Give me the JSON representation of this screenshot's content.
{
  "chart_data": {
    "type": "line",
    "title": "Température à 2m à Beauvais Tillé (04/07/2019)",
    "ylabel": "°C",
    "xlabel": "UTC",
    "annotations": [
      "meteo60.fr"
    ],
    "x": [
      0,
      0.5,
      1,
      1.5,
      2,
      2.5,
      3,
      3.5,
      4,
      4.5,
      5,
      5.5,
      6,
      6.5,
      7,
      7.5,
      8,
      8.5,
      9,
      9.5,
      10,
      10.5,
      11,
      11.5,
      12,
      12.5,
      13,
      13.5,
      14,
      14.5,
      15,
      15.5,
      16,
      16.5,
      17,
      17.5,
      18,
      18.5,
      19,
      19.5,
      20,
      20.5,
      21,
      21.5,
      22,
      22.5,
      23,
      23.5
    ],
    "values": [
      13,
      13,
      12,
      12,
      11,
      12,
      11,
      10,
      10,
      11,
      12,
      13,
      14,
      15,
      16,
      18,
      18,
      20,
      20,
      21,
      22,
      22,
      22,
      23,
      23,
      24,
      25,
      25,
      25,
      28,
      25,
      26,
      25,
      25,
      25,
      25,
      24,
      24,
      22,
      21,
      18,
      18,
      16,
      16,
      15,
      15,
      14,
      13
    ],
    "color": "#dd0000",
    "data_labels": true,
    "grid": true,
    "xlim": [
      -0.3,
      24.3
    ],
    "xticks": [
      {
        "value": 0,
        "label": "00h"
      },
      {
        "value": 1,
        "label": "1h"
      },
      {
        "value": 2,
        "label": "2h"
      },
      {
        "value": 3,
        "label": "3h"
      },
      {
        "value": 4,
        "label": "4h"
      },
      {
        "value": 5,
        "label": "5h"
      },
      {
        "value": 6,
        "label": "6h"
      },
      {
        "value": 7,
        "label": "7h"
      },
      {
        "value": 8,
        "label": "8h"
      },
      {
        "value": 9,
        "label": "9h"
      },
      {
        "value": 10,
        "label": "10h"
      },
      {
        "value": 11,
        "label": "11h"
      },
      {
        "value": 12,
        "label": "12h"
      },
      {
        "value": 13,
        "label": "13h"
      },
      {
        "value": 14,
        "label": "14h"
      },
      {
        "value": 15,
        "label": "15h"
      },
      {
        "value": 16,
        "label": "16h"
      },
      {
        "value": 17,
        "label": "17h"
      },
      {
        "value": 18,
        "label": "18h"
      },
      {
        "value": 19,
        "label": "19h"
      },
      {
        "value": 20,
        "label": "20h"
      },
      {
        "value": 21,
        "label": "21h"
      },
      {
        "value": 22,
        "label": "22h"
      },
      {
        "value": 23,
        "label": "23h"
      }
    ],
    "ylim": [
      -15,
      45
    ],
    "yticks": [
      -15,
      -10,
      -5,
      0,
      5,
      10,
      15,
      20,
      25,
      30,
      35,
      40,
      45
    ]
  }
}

____

* Task goal
Repeat every record, exactly as written.

* Worked solution
Give me the JSON representation of this screenshot's content.
{
  "chart_data": {
    "type": "line",
    "title": "Température à 2m à Beauvais Tillé (04/07/2019)",
    "ylabel": "°C",
    "xlabel": "UTC",
    "annotations": [
      "meteo60.fr"
    ],
    "x": [
      0,
      0.5,
      1,
      1.5,
      2,
      2.5,
      3,
      3.5,
      4,
      4.5,
      5,
      5.5,
      6,
      6.5,
      7,
      7.5,
      8,
      8.5,
      9,
      9.5,
      10,
      10.5,
      11,
      11.5,
      12,
      12.5,
      13,
      13.5,
      14,
      14.5,
      15,
      15.5,
      16,
      16.5,
      17,
      17.5,
      18,
      18.5,
      19,
      19.5,
      20,
      20.5,
      21,
      21.5,
      22,
      22.5,
      23,
      23.5
    ],
    "values": [
      13,
      13,
      12,
      12,
      11,
      12,
      11,
      10,
      10,
      11,
      12,
      13,
      14,
      15,
      16,
      18,
      18,
      20,
      20,
      21,
      22,
      22,
      22,
      23,
      23,
      24,
      25,
      25,
      25,
      28,
      25,
      26,
      25,
      25,
      25,
      25,
      24,
      24,
      22,
      21,
      18,
      18,
      16,
      16,
      15,
      15,
      14,
      13
    ],
    "color": "#dd0000",
    "data_labels": true,
    "grid": true,
    "xlim": [
      -0.3,
      24.3
    ],
    "xticks": [
      {
        "value": 0,
        "label": "00h"
      },
      {
        "value": 1,
        "label": "1h"
      },
      {
        "value": 2,
        "label": "2h"
      },
      {
        "value": 3,
        "label": "3h"
      },
      {
        "value": 4,
        "label": "4h"
      },
      {
        "value": 5,
        "label": "5h"
      },
      {
        "value": 6,
        "label": "6h"
      },
      {
        "value": 7,
        "label": "7h"
      },
      {
        "value": 8,
        "label": "8h"
      },
      {
        "value": 9,
        "label": "9h"
      },
      {
        "value": 10,
        "label": "10h"
      },
      {
        "value": 11,
        "label": "11h"
      },
      {
        "value": 12,
        "label": "12h"
      },
      {
        "value": 13,
        "label": "13h"
      },
      {
        "value": 14,
        "label": "14h"
      },
      {
        "value": 15,
        "label": "15h"
      },
      {
        "value": 16,
        "label": "16h"
      },
      {
        "value": 17,
        "label": "17h"
      },
      {
        "value": 18,
        "label": "18h"
      },
      {
        "value": 19,
        "label": "19h"
      },
      {
        "value": 20,
        "label": "20h"
      },
      {
        "value": 21,
        "label": "21h"
      },
      {
        "value": 22,
        "label": "22h"
      },
      {
        "value": 23,
        "label": "23h"
      }
    ],
    "ylim": [
      -15,
      45
    ],
    "yticks": [
      -15,
      -10,
      -5,
      0,
      5,
      10,
      15,
      20,
      25,
      30,
      35,
      40,
      45
    ]
  }
}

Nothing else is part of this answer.